↓

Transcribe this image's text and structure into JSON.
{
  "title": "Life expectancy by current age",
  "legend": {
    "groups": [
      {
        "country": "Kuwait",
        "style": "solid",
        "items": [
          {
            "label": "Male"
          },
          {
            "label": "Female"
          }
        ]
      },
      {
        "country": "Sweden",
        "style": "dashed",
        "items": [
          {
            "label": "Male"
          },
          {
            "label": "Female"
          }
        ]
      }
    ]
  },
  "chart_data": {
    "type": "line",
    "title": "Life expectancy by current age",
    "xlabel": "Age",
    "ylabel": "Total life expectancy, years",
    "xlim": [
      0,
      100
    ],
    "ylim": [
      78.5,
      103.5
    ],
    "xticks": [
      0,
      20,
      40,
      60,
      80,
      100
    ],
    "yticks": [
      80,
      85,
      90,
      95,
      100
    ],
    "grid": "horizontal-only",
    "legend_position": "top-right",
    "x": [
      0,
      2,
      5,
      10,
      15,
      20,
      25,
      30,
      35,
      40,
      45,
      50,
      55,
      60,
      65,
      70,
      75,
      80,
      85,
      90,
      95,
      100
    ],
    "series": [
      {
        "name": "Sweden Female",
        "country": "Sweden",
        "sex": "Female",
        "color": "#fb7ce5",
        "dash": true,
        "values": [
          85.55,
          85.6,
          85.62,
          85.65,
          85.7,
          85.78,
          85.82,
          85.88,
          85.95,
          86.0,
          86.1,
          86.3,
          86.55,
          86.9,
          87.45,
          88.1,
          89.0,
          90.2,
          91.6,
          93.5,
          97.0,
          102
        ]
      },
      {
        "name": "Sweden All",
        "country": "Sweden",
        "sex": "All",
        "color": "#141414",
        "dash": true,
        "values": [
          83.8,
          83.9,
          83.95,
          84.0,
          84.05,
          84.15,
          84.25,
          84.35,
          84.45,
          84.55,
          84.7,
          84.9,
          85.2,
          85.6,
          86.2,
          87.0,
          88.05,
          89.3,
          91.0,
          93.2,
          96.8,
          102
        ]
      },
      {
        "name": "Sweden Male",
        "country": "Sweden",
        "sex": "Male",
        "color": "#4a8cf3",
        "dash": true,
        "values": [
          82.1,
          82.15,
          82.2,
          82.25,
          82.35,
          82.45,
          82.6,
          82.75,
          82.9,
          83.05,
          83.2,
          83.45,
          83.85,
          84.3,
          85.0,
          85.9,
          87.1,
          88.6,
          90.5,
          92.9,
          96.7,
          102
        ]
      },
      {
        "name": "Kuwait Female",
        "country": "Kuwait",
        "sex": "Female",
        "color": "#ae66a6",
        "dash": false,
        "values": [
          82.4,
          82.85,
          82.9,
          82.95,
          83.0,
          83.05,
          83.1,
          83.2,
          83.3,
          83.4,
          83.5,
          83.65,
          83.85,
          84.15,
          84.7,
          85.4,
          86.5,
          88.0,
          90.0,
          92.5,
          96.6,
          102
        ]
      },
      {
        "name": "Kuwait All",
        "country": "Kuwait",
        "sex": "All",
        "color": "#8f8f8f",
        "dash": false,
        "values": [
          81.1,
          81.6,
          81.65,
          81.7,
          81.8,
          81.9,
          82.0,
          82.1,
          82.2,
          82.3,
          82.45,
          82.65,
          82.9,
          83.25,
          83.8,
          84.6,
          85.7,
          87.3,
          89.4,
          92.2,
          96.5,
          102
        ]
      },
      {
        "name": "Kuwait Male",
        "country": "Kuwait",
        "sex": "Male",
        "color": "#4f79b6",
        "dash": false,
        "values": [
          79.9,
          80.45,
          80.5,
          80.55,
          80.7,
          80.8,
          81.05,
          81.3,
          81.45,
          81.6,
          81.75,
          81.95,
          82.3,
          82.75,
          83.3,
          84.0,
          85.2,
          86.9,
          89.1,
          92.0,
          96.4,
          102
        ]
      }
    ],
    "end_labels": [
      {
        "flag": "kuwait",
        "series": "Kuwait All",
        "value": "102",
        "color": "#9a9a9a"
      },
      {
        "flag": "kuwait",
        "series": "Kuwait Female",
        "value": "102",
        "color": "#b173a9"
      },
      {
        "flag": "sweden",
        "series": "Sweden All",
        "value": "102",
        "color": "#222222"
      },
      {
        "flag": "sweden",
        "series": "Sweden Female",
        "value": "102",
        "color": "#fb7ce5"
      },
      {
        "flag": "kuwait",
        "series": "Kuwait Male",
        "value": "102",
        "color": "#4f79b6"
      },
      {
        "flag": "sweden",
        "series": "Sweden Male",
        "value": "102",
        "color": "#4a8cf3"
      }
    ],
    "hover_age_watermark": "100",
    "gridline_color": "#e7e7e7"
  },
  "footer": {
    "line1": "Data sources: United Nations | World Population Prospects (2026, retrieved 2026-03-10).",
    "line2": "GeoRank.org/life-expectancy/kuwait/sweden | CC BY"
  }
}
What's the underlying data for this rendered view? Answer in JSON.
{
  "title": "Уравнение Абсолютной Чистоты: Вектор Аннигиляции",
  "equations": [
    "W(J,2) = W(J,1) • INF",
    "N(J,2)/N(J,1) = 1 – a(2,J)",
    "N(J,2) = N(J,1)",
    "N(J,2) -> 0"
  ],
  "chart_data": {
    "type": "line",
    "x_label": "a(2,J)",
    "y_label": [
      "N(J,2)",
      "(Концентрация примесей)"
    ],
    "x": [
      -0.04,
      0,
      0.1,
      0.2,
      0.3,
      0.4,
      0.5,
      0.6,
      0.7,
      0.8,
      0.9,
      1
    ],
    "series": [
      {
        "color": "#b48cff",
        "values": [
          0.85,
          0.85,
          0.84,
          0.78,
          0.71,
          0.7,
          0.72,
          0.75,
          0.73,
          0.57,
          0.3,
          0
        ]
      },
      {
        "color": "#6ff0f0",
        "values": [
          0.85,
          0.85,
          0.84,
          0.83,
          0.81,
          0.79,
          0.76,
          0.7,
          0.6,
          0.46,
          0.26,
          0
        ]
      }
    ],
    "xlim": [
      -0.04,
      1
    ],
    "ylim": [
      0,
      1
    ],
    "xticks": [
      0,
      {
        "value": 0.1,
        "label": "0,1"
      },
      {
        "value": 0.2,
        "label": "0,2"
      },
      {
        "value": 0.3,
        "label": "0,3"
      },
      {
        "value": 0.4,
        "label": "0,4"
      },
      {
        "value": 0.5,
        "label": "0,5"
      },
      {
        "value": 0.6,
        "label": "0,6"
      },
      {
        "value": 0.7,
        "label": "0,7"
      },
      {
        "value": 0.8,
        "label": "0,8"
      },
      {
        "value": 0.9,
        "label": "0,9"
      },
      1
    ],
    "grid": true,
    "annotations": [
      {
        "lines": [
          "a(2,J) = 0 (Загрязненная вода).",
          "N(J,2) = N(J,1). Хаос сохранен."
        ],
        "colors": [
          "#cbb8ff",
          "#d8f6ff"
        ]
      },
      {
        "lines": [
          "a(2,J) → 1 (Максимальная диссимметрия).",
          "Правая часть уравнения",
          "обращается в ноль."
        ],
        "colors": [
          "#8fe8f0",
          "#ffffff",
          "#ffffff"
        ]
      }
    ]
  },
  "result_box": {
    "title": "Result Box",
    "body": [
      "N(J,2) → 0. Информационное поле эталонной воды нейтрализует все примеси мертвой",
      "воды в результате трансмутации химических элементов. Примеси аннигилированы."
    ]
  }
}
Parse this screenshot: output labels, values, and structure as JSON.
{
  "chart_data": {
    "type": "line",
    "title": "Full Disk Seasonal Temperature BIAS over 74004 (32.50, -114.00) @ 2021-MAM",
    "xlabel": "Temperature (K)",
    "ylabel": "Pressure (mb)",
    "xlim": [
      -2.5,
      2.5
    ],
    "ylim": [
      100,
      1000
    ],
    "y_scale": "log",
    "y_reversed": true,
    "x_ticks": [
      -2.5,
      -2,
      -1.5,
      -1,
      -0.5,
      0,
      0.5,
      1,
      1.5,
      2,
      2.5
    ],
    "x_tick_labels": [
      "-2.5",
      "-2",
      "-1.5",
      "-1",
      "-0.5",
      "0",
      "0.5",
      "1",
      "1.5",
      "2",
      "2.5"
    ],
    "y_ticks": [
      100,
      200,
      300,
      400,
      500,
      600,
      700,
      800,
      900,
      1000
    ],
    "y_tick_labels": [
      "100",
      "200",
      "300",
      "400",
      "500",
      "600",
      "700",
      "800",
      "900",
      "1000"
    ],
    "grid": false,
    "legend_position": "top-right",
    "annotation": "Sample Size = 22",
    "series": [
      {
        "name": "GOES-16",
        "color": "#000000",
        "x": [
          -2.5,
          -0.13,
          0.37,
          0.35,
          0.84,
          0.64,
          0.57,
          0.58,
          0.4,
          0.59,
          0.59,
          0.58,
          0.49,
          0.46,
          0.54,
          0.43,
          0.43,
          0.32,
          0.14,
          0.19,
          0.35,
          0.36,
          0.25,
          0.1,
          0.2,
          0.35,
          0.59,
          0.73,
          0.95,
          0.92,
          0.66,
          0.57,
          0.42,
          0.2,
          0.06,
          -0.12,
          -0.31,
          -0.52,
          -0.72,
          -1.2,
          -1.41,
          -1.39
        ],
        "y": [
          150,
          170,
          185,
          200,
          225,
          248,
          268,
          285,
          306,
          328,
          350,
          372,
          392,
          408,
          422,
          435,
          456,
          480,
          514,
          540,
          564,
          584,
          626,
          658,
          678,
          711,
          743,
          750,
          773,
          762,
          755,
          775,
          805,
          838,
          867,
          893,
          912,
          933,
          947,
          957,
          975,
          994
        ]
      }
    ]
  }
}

↑

* _Instructions for the task_:
List all lines holding the string "Female".

* _Finished task_:
            "label": "Female"
            "label": "Female"
        "name": "Sweden Female",
        "sex": "Female",
        "name": "Kuwait Female",
        "sex": "Female",
        "series": "Kuwait Female",
        "series": "Sweden Female",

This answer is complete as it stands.